[start of Provided entries]

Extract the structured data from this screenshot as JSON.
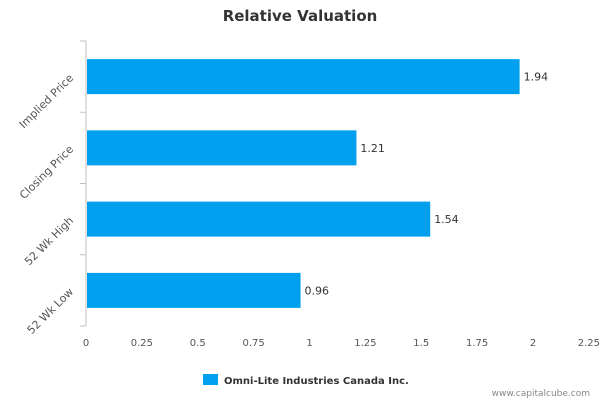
{
  "chart_data": {
    "type": "bar",
    "orientation": "horizontal",
    "title": "Relative Valuation",
    "categories": [
      "Implied Price",
      "Closing Price",
      "52 Wk High",
      "52 Wk Low"
    ],
    "series": [
      {
        "name": "Omni-Lite Industries Canada Inc.",
        "values": [
          1.94,
          1.21,
          1.54,
          0.96
        ],
        "color": "#00a0ee"
      }
    ],
    "data_labels": [
      "1.94",
      "1.21",
      "1.54",
      "0.96"
    ],
    "xlim": [
      0,
      2.25
    ],
    "x_ticks": [
      0,
      0.25,
      0.5,
      0.75,
      1,
      1.25,
      1.5,
      1.75,
      2,
      2.25
    ],
    "x_tick_labels": [
      "0",
      "0.25",
      "0.5",
      "0.75",
      "1",
      "1.25",
      "1.5",
      "1.75",
      "2",
      "2.25"
    ],
    "grid": false,
    "legend_position": "bottom-center"
  },
  "source_text": "www.capitalcube.com"
}
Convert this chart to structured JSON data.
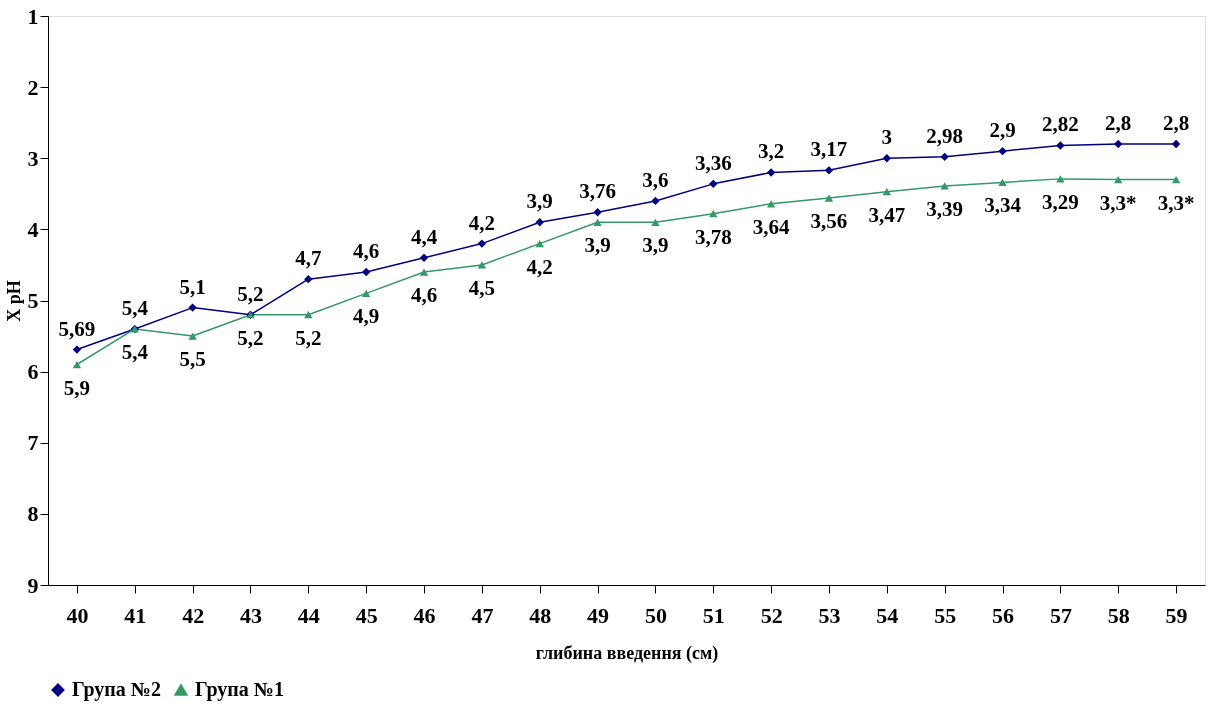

[end of Provided entries]

_What the task requires_.
Give only the number of lines in the records that include the word "this".

_Correct response_.
2